INSTRUCTIONS FOR THE TASK:
Write out the entries below once more, exactly.

EXERCISE DATA:
--- BEGIN ---
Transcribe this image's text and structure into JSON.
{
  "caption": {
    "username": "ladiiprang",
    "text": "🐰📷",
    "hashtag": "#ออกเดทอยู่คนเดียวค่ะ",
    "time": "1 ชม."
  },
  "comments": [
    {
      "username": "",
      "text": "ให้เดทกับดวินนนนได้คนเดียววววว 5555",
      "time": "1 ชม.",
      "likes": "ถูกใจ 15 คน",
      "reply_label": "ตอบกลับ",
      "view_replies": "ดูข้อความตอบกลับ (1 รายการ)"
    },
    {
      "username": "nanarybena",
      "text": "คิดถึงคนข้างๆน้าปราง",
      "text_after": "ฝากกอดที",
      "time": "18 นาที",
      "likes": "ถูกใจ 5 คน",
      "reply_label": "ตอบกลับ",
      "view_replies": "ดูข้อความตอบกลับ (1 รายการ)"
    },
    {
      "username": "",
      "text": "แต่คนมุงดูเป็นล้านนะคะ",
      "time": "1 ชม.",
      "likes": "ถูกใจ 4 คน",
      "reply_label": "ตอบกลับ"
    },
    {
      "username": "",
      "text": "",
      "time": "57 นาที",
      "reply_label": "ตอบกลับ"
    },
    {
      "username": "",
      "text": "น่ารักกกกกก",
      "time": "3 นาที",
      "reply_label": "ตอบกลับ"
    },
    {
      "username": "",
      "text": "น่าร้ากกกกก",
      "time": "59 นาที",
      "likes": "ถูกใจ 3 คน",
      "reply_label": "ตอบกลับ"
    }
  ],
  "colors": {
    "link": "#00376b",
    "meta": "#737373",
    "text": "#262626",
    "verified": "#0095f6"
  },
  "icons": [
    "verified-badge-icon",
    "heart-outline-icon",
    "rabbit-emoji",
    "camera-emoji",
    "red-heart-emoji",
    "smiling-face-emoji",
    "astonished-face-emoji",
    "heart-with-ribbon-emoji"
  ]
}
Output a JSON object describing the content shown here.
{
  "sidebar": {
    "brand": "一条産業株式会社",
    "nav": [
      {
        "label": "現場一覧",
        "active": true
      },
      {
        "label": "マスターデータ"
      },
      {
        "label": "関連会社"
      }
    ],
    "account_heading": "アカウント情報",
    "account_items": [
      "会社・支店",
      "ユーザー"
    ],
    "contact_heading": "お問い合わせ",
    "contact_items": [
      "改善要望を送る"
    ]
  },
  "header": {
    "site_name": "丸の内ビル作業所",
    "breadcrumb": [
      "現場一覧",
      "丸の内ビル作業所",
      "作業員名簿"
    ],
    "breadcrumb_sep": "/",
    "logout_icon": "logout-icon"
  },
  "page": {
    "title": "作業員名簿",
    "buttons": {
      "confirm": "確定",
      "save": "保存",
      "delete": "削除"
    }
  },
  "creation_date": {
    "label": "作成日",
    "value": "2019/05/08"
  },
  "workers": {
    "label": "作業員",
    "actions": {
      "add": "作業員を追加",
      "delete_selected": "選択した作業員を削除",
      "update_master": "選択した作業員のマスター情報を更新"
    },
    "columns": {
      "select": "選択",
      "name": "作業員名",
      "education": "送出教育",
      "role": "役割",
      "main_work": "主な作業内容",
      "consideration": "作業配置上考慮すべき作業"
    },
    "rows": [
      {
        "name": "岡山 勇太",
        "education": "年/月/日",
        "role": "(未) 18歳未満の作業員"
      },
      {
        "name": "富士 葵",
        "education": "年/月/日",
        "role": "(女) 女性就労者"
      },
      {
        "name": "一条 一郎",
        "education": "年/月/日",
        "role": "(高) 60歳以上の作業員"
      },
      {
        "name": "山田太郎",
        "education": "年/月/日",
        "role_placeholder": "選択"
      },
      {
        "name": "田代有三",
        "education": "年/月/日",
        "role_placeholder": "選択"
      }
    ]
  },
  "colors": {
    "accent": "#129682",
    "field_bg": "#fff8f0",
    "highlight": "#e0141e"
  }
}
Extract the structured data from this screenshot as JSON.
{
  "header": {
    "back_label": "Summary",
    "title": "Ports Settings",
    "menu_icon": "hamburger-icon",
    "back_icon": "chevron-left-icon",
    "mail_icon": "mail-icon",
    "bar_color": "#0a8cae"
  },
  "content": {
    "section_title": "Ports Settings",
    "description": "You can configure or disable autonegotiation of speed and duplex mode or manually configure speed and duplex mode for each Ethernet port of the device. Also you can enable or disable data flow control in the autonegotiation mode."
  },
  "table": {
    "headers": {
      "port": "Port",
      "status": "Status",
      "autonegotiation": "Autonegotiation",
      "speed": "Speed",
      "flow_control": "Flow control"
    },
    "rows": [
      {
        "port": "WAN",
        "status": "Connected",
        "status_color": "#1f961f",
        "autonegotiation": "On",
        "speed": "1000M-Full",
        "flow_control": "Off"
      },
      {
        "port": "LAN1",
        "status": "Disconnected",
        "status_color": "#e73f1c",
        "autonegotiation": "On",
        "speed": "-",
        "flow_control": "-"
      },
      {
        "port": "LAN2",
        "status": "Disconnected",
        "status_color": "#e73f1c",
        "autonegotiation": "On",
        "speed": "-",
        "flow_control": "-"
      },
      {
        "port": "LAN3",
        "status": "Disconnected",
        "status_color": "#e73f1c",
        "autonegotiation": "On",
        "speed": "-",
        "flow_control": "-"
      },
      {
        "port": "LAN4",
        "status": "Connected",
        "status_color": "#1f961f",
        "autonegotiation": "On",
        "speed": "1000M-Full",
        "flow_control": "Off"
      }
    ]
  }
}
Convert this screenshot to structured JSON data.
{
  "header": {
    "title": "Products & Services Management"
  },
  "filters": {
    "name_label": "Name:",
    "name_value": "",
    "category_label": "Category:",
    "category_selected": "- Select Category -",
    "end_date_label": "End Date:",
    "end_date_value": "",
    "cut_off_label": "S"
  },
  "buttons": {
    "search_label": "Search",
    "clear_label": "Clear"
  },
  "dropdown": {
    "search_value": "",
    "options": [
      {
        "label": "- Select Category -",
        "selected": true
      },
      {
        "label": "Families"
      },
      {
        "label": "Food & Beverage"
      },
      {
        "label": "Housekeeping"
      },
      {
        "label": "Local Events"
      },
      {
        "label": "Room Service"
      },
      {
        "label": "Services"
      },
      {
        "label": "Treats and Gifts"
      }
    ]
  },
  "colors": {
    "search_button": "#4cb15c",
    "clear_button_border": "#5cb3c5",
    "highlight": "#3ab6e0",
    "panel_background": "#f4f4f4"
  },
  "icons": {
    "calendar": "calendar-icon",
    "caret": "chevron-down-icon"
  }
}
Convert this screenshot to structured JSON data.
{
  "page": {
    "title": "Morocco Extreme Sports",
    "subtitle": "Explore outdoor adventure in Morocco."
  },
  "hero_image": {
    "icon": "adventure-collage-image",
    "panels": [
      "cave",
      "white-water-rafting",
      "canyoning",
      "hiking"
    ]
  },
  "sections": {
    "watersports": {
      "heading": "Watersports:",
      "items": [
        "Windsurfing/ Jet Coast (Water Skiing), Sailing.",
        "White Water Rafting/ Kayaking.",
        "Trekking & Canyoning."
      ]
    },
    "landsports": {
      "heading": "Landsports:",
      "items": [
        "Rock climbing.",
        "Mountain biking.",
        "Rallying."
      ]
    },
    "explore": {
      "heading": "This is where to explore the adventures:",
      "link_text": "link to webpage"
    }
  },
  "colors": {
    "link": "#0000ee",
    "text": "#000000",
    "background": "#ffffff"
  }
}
--- END ---
THE SOLUTION:
Transcribe this image's text and structure into JSON.
{
  "caption": {
    "username": "ladiiprang",
    "text": "🐰📷",
    "hashtag": "#ออกเดทอยู่คนเดียวค่ะ",
    "time": "1 ชม."
  },
  "comments": [
    {
      "username": "",
      "text": "ให้เดทกับดวินนนนได้คนเดียววววว 5555",
      "time": "1 ชม.",
      "likes": "ถูกใจ 15 คน",
      "reply_label": "ตอบกลับ",
      "view_replies": "ดูข้อความตอบกลับ (1 รายการ)"
    },
    {
      "username": "nanarybena",
      "text": "คิดถึงคนข้างๆน้าปราง",
      "text_after": "ฝากกอดที",
      "time": "18 นาที",
      "likes": "ถูกใจ 5 คน",
      "reply_label": "ตอบกลับ",
      "view_replies": "ดูข้อความตอบกลับ (1 รายการ)"
    },
    {
      "username": "",
      "text": "แต่คนมุงดูเป็นล้านนะคะ",
      "time": "1 ชม.",
      "likes": "ถูกใจ 4 คน",
      "reply_label": "ตอบกลับ"
    },
    {
      "username": "",
      "text": "",
      "time": "57 นาที",
      "reply_label": "ตอบกลับ"
    },
    {
      "username": "",
      "text": "น่ารักกกกกก",
      "time": "3 นาที",
      "reply_label": "ตอบกลับ"
    },
    {
      "username": "",
      "text": "น่าร้ากกกกก",
      "time": "59 นาที",
      "likes": "ถูกใจ 3 คน",
      "reply_label": "ตอบกลับ"
    }
  ],
  "colors": {
    "link": "#00376b",
    "meta": "#737373",
    "text": "#262626",
    "verified": "#0095f6"
  },
  "icons": [
    "verified-badge-icon",
    "heart-outline-icon",
    "rabbit-emoji",
    "camera-emoji",
    "red-heart-emoji",
    "smiling-face-emoji",
    "astonished-face-emoji",
    "heart-with-ribbon-emoji"
  ]
}
Output a JSON object describing the content shown here.
{
  "sidebar": {
    "brand": "一条産業株式会社",
    "nav": [
      {
        "label": "現場一覧",
        "active": true
      },
      {
        "label": "マスターデータ"
      },
      {
        "label": "関連会社"
      }
    ],
    "account_heading": "アカウント情報",
    "account_items": [
      "会社・支店",
      "ユーザー"
    ],
    "contact_heading": "お問い合わせ",
    "contact_items": [
      "改善要望を送る"
    ]
  },
  "header": {
    "site_name": "丸の内ビル作業所",
    "breadcrumb": [
      "現場一覧",
      "丸の内ビル作業所",
      "作業員名簿"
    ],
    "breadcrumb_sep": "/",
    "logout_icon": "logout-icon"
  },
  "page": {
    "title": "作業員名簿",
    "buttons": {
      "confirm": "確定",
      "save": "保存",
      "delete": "削除"
    }
  },
  "creation_date": {
    "label": "作成日",
    "value": "2019/05/08"
  },
  "workers": {
    "label": "作業員",
    "actions": {
      "add": "作業員を追加",
      "delete_selected": "選択した作業員を削除",
      "update_master": "選択した作業員のマスター情報を更新"
    },
    "columns": {
      "select": "選択",
      "name": "作業員名",
      "education": "送出教育",
      "role": "役割",
      "main_work": "主な作業内容",
      "consideration": "作業配置上考慮すべき作業"
    },
    "rows": [
      {
        "name": "岡山 勇太",
        "education": "年/月/日",
        "role": "(未) 18歳未満の作業員"
      },
      {
        "name": "富士 葵",
        "education": "年/月/日",
        "role": "(女) 女性就労者"
      },
      {
        "name": "一条 一郎",
        "education": "年/月/日",
        "role": "(高) 60歳以上の作業員"
      },
      {
        "name": "山田太郎",
        "education": "年/月/日",
        "role_placeholder": "選択"
      },
      {
        "name": "田代有三",
        "education": "年/月/日",
        "role_placeholder": "選択"
      }
    ]
  },
  "colors": {
    "accent": "#129682",
    "field_bg": "#fff8f0",
    "highlight": "#e0141e"
  }
}
Extract the structured data from this screenshot as JSON.
{
  "header": {
    "back_label": "Summary",
    "title": "Ports Settings",
    "menu_icon": "hamburger-icon",
    "back_icon": "chevron-left-icon",
    "mail_icon": "mail-icon",
    "bar_color": "#0a8cae"
  },
  "content": {
    "section_title": "Ports Settings",
    "description": "You can configure or disable autonegotiation of speed and duplex mode or manually configure speed and duplex mode for each Ethernet port of the device. Also you can enable or disable data flow control in the autonegotiation mode."
  },
  "table": {
    "headers": {
      "port": "Port",
      "status": "Status",
      "autonegotiation": "Autonegotiation",
      "speed": "Speed",
      "flow_control": "Flow control"
    },
    "rows": [
      {
        "port": "WAN",
        "status": "Connected",
        "status_color": "#1f961f",
        "autonegotiation": "On",
        "speed": "1000M-Full",
        "flow_control": "Off"
      },
      {
        "port": "LAN1",
        "status": "Disconnected",
        "status_color": "#e73f1c",
        "autonegotiation": "On",
        "speed": "-",
        "flow_control": "-"
      },
      {
        "port": "LAN2",
        "status": "Disconnected",
        "status_color": "#e73f1c",
        "autonegotiation": "On",
        "speed": "-",
        "flow_control": "-"
      },
      {
        "port": "LAN3",
        "status": "Disconnected",
        "status_color": "#e73f1c",
        "autonegotiation": "On",
        "speed": "-",
        "flow_control": "-"
      },
      {
        "port": "LAN4",
        "status": "Connected",
        "status_color": "#1f961f",
        "autonegotiation": "On",
        "speed": "1000M-Full",
        "flow_control": "Off"
      }
    ]
  }
}
Convert this screenshot to structured JSON data.
{
  "header": {
    "title": "Products & Services Management"
  },
  "filters": {
    "name_label": "Name:",
    "name_value": "",
    "category_label": "Category:",
    "category_selected": "- Select Category -",
    "end_date_label": "End Date:",
    "end_date_value": "",
    "cut_off_label": "S"
  },
  "buttons": {
    "search_label": "Search",
    "clear_label": "Clear"
  },
  "dropdown": {
    "search_value": "",
    "options": [
      {
        "label": "- Select Category -",
        "selected": true
      },
      {
        "label": "Families"
      },
      {
        "label": "Food & Beverage"
      },
      {
        "label": "Housekeeping"
      },
      {
        "label": "Local Events"
      },
      {
        "label": "Room Service"
      },
      {
        "label": "Services"
      },
      {
        "label": "Treats and Gifts"
      }
    ]
  },
  "colors": {
    "search_button": "#4cb15c",
    "clear_button_border": "#5cb3c5",
    "highlight": "#3ab6e0",
    "panel_background": "#f4f4f4"
  },
  "icons": {
    "calendar": "calendar-icon",
    "caret": "chevron-down-icon"
  }
}
Convert this screenshot to structured JSON data.
{
  "page": {
    "title": "Morocco Extreme Sports",
    "subtitle": "Explore outdoor adventure in Morocco."
  },
  "hero_image": {
    "icon": "adventure-collage-image",
    "panels": [
      "cave",
      "white-water-rafting",
      "canyoning",
      "hiking"
    ]
  },
  "sections": {
    "watersports": {
      "heading": "Watersports:",
      "items": [
        "Windsurfing/ Jet Coast (Water Skiing), Sailing.",
        "White Water Rafting/ Kayaking.",
        "Trekking & Canyoning."
      ]
    },
    "landsports": {
      "heading": "Landsports:",
      "items": [
        "Rock climbing.",
        "Mountain biking.",
        "Rallying."
      ]
    },
    "explore": {
      "heading": "This is where to explore the adventures:",
      "link_text": "link to webpage"
    }
  },
  "colors": {
    "link": "#0000ee",
    "text": "#000000",
    "background": "#ffffff"
  }
}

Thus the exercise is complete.